From the entries below, copy every line that has the word "imaginary".

Top of Records for the task

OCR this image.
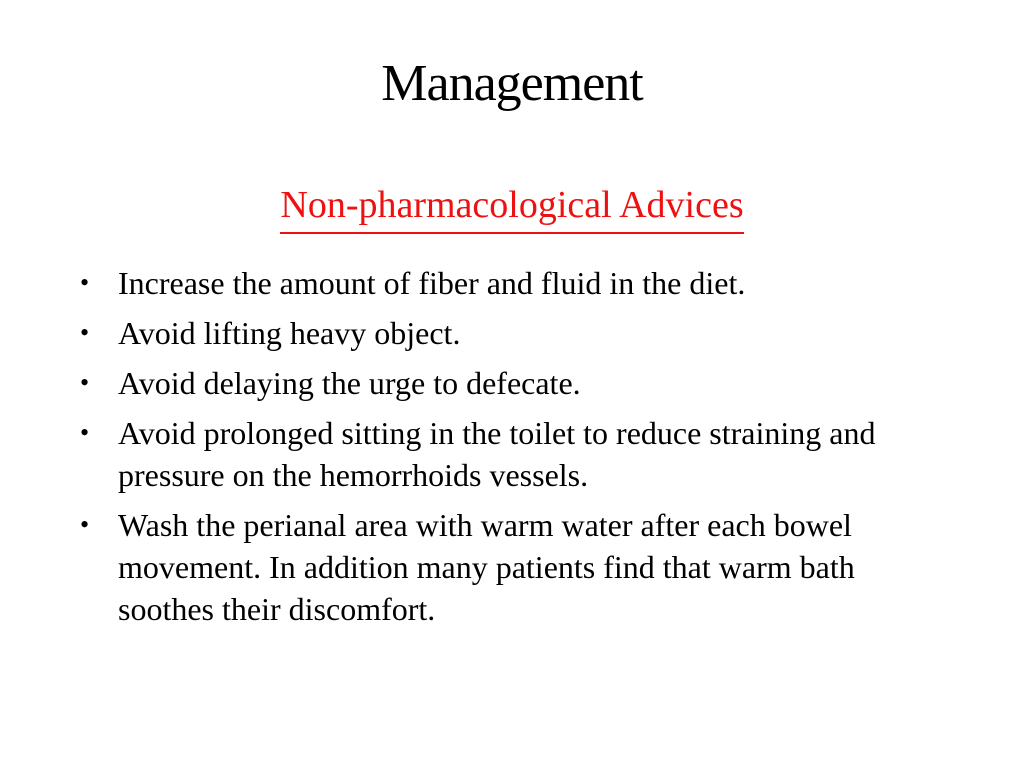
Management
Non-pharmacological Advices
• Increase the amount of fiber and fluid in the diet.
• Avoid lifting heavy object.
• Avoid delaying the urge to defecate.
• Avoid prolonged sitting in the toilet to reduce straining and pressure on the hemorrhoids vessels.
• Wash the perianal area with warm water after each bowel movement. In addition many patients find that warm bath soothes their discomfort.
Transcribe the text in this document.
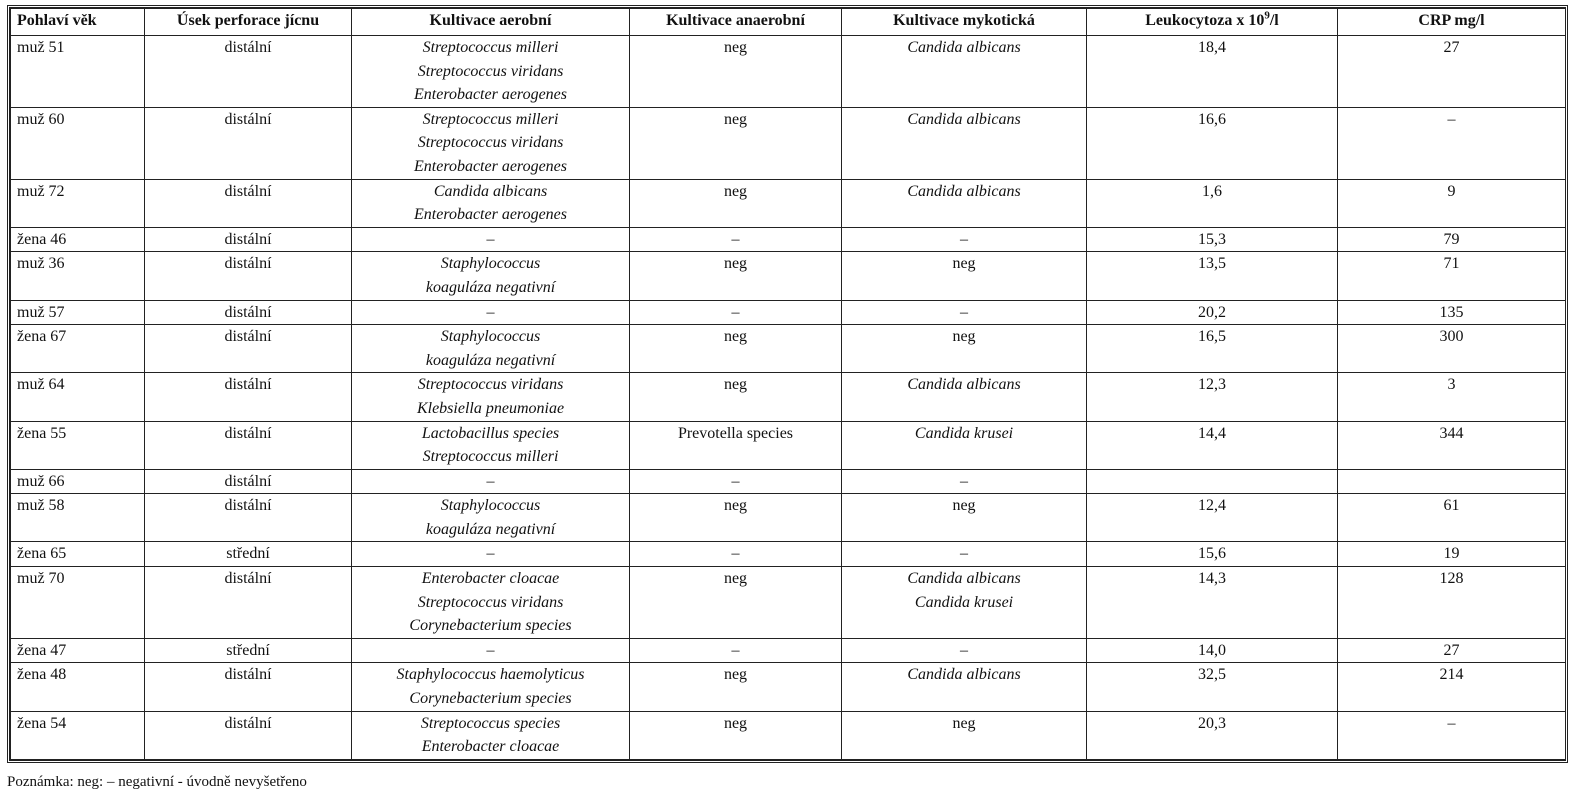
Pohlaví věk	Úsek perforace jícnu	Kultivace aerobní	Kultivace anaerobní	Kultivace mykotická	Leukocytoza x $10^9/l$	CRP mg/l
muž 51	distální	Streptococcus milleri
Streptococcus viridans
Enterobacter aerogenes	neg	Candida albicans	18,4	27
muž 60	distální	Streptococcus milleri
Streptococcus viridans
Enterobacter aerogenes	neg	Candida albicans	16,6	–
muž 72	distální	Candida albicans
Enterobacter aerogenes	neg	Candida albicans	1,6	9
žena 46	distální	–	–	–	15,3	79
muž 36	distální	Staphylococcus
koaguláza negativní	neg	neg	13,5	71
muž 57	distální	–	–	–	20,2	135
žena 67	distální	Staphylococcus
koaguláza negativní	neg	neg	16,5	300
muž 64	distální	Streptococcus viridans
Klebsiella pneumoniae	neg	Candida albicans	12,3	3
žena 55	distální	Lactobacillus species
Streptococcus milleri	Prevotella species	Candida krusei	14,4	344
muž 66	distální	–	–	–		

muž 58	distální	Staphylococcus
koaguláza negativní	neg	neg	12,4	61
žena 65	střední	–	–	–	15,6	19
muž 70	distální	Enterobacter cloacae
Streptococcus viridans
Corynebacterium species	neg	Candida albicans
Candida krusei	14,3	128
žena 47	střední	–	–	–	14,0	27
žena 48	distální	Staphylococcus haemolyticus
Corynebacterium species	neg	Candida albicans	32,5	214
žena 54	distální	Streptococcus species
Enterobacter cloacae	neg	neg	20,3	–
Poznámka: neg: – negativní - úvodně nevyšetřeno
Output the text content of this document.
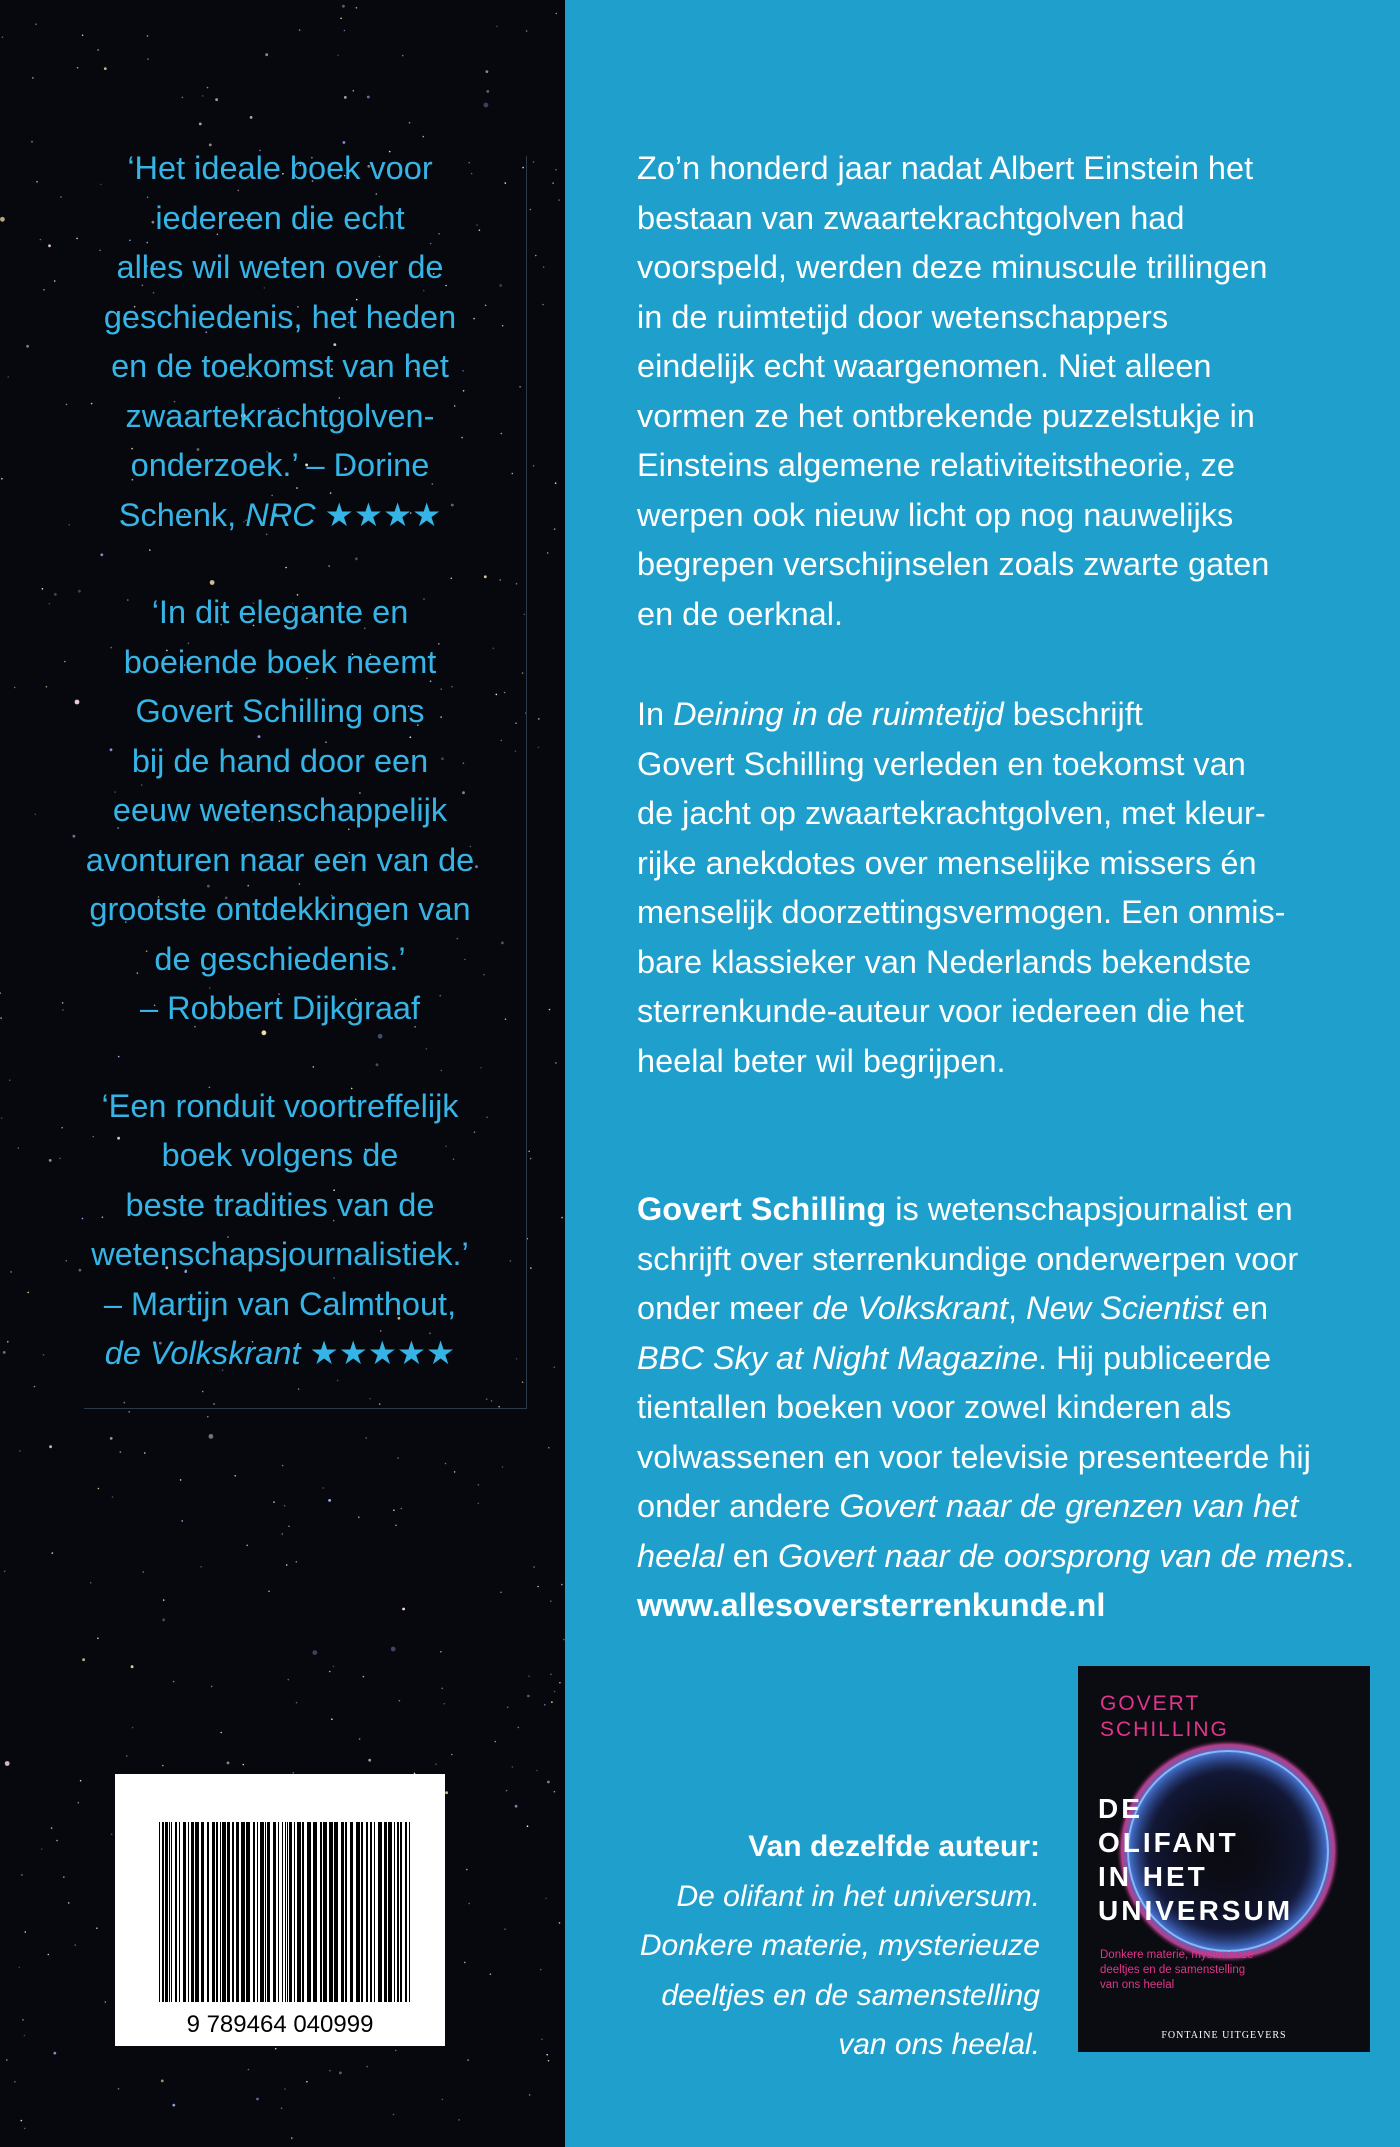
‘Het ideale boek voor
iedereen die echt
alles wil weten over de
geschiedenis, het heden
en de toekomst van het
zwaartekrachtgolven-
onderzoek.’ – Dorine
Schenk, NRC ★★★★
‘In dit elegante en
boeiende boek neemt
Govert Schilling ons
bij de hand door een
eeuw wetenschappelijk
avonturen naar een van de
grootste ontdekkingen van
de geschiedenis.’
– Robbert Dijkgraaf
‘Een ronduit voortreffelijk
boek volgens de
beste tradities van de
wetenschapsjournalistiek.’
– Martijn van Calmthout,
de Volkskrant ★★★★★
9 789464 040999
Zo’n honderd jaar nadat Albert Einstein het
bestaan van zwaartekrachtgolven had
voorspeld, werden deze minuscule trillingen
in de ruimtetijd door wetenschappers
eindelijk echt waargenomen. Niet alleen
vormen ze het ontbrekende puzzelstukje in
Einsteins algemene relativiteitstheorie, ze
werpen ook nieuw licht op nog nauwelijks
begrepen verschijnselen zoals zwarte gaten
en de oerknal.
In Deining in de ruimtetijd beschrijft
Govert Schilling verleden en toekomst van
de jacht op zwaartekrachtgolven, met kleur-
rijke anekdotes over menselijke missers én
menselijk doorzettingsvermogen. Een onmis-
bare klassieker van Nederlands bekendste
sterrenkunde-auteur voor iedereen die het
heelal beter wil begrijpen.
Govert Schilling is wetenschapsjournalist en
schrijft over sterrenkundige onderwerpen voor
onder meer de Volkskrant, New Scientist en
BBC Sky at Night Magazine. Hij publiceerde
tientallen boeken voor zowel kinderen als
volwassenen en voor televisie presenteerde hij
onder andere Govert naar de grenzen van het
heelal en Govert naar de oorsprong van de mens.
www.allesoversterrenkunde.nl
Van dezelfde auteur:
De olifant in het universum.
Donkere materie, mysterieuze
deeltjes en de samenstelling
van ons heelal.
GOVERT
SCHILLING
DE
OLIFANT
IN HET
UNIVERSUM
Donkere materie, mysterieuze
deeltjes en de samenstelling
van ons heelal
FONTAINE UITGEVERS
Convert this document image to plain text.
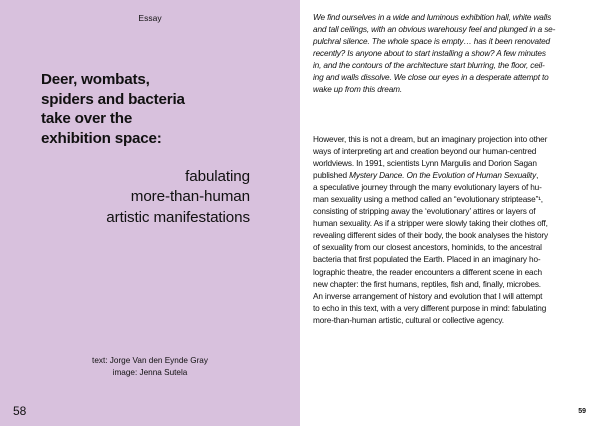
Essay
Deer, wombats,
spiders and bacteria
take over the
exhibition space:
fabulating
more-than-human
artistic manifestations
text: Jorge Van den Eynde Gray
image: Jenna Sutela
58
We find ourselves in a wide and luminous exhibition hall, white walls
and tall ceilings, with an obvious warehousy feel and plunged in a se-
pulchral silence. The whole space is empty… has it been renovated
recently? Is anyone about to start installing a show? A few minutes
in, and the contours of the architecture start blurring, the floor, ceil-
ing and walls dissolve. We close our eyes in a desperate attempt to
wake up from this dream.
However, this is not a dream, but an imaginary projection into other
ways of interpreting art and creation beyond our human-centred
worldviews. In 1991, scientists Lynn Margulis and Dorion Sagan
published Mystery Dance. On the Evolution of Human Sexuality,
a speculative journey through the many evolutionary layers of hu-
man sexuality using a method called an “evolutionary striptease”¹,
consisting of stripping away the ‘evolutionary’ attires or layers of
human sexuality. As if a stripper were slowly taking their clothes off,
revealing different sides of their body, the book analyses the history
of sexuality from our closest ancestors, hominids, to the ancestral
bacteria that first populated the Earth. Placed in an imaginary ho-
lographic theatre, the reader encounters a different scene in each
new chapter: the first humans, reptiles, fish and, finally, microbes.
An inverse arrangement of history and evolution that I will attempt
to echo in this text, with a very different purpose in mind: fabulating
more-than-human artistic, cultural or collective agency.
59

Bottom of Records for the task

• **Exercise answer**:
However, this is not a dream, but an imaginary projection into other
bacteria that first populated the Earth. Placed in an imaginary ho-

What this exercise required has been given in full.